- TASK DIRECTIONS: Check each line for the word "screenshot" and give how many have it. Say nothing else.

- LISTED ENTRIES:
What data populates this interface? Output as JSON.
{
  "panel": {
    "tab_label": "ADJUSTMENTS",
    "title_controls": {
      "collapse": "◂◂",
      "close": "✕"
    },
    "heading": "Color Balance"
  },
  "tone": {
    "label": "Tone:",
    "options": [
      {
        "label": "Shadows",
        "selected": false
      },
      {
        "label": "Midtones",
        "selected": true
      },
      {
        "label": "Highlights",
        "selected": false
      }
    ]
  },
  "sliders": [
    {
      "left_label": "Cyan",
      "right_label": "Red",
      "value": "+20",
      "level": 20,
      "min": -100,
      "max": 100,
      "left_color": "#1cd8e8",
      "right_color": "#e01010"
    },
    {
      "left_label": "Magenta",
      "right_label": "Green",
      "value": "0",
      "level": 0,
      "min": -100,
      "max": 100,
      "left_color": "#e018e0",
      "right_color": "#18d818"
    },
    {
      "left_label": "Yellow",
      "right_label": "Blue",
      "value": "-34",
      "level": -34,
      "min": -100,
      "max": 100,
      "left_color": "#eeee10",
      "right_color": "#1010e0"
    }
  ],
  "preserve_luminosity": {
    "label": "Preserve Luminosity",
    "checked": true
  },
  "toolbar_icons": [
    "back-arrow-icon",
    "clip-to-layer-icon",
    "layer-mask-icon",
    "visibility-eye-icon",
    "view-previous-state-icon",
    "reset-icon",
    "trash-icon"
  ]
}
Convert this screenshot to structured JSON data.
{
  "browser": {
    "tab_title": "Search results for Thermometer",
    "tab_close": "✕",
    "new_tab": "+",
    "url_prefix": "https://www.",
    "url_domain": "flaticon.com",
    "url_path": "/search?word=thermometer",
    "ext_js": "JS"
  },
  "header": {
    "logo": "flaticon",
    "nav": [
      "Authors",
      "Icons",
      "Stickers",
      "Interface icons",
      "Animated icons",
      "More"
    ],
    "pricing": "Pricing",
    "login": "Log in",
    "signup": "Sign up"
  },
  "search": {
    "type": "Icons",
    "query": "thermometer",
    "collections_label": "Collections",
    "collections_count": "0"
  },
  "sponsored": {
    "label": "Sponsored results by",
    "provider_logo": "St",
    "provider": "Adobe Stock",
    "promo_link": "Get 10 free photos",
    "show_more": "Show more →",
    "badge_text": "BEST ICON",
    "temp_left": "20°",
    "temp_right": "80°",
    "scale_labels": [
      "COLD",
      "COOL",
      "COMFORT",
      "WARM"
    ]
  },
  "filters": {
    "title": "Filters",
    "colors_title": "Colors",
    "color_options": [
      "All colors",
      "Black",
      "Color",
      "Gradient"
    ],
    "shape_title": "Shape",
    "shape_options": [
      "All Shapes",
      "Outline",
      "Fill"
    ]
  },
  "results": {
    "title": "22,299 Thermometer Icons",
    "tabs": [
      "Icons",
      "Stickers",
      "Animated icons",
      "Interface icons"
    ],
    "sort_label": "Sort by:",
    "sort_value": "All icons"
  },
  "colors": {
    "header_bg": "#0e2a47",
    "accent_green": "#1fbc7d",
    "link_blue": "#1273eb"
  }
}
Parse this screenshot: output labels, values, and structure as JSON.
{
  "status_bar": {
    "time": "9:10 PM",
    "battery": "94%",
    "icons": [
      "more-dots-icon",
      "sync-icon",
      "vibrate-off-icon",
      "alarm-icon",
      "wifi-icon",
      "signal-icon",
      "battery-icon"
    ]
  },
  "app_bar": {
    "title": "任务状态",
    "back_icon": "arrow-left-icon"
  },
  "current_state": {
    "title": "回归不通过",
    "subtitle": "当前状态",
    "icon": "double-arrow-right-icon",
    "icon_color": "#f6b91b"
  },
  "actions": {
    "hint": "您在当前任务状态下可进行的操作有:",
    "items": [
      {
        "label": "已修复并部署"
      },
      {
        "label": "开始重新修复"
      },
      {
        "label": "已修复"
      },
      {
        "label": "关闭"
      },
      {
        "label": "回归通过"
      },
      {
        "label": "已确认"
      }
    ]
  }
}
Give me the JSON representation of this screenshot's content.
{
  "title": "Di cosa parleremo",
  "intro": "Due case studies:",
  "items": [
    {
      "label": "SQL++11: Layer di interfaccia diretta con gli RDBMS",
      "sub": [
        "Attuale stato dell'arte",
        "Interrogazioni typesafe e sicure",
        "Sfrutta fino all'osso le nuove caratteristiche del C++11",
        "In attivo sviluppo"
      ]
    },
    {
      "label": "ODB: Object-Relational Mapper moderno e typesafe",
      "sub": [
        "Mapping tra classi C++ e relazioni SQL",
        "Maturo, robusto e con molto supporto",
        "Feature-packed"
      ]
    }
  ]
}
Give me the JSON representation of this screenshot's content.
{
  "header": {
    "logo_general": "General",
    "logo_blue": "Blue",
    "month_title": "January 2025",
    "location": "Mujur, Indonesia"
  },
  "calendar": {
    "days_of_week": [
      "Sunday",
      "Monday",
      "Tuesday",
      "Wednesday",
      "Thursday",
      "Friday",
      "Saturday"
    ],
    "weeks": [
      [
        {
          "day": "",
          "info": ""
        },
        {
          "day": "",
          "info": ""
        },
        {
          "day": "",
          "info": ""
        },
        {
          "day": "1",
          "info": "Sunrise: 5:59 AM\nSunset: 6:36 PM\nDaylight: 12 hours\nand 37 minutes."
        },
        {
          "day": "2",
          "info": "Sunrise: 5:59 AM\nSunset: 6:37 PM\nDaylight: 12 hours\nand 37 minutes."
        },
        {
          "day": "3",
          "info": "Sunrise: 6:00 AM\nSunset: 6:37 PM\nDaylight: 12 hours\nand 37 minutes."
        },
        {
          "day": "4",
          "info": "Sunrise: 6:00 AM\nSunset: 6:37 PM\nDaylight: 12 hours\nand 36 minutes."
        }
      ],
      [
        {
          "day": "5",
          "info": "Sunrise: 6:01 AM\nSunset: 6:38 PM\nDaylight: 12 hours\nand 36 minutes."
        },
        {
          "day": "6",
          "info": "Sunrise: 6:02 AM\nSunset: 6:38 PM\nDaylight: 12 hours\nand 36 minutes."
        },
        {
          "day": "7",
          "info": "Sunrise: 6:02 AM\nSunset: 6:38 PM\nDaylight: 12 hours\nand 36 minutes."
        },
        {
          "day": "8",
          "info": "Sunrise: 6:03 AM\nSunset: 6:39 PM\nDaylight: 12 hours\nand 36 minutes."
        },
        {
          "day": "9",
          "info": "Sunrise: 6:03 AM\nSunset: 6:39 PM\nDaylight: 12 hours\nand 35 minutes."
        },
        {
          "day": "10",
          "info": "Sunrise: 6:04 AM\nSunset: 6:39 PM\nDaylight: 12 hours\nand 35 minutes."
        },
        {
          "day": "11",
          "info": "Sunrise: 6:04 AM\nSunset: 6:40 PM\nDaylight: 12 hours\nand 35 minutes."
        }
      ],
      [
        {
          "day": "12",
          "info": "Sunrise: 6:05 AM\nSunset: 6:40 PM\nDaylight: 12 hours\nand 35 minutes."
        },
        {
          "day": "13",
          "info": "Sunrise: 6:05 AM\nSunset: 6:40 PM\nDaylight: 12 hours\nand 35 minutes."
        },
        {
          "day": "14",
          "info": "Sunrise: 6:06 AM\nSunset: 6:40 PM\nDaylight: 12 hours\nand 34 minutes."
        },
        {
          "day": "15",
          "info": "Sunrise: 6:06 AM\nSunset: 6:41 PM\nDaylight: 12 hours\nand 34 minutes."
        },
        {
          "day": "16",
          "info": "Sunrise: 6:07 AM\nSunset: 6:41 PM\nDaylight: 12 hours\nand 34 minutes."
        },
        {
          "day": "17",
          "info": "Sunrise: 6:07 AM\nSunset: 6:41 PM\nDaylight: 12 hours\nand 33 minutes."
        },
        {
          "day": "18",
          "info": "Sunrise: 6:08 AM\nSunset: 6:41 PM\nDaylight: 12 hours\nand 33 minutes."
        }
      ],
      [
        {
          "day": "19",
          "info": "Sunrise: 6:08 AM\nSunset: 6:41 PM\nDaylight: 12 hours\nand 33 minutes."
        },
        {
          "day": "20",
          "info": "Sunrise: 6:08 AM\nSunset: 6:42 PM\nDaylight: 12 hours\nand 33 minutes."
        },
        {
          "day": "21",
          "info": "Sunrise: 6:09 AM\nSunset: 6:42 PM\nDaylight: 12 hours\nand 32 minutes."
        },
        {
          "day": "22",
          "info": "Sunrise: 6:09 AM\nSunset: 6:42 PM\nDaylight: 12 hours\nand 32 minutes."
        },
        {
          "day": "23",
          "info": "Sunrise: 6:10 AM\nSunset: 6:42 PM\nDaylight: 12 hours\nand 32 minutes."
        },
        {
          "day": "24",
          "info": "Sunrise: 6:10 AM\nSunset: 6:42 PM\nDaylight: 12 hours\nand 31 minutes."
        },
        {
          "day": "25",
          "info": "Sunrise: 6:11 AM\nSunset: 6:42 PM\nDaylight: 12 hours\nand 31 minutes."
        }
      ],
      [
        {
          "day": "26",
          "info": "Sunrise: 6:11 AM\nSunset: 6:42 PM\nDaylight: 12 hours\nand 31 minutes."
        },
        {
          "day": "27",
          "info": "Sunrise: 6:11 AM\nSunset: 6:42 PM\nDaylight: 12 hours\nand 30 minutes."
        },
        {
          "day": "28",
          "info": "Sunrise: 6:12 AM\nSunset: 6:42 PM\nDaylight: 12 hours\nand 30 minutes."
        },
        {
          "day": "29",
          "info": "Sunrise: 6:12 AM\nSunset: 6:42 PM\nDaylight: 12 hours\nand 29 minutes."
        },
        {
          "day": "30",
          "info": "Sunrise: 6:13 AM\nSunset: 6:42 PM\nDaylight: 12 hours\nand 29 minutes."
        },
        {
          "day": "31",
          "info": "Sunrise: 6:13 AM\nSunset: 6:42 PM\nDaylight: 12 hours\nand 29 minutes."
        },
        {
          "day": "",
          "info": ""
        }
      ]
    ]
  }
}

- SOLUTION TO THIS TASK: 4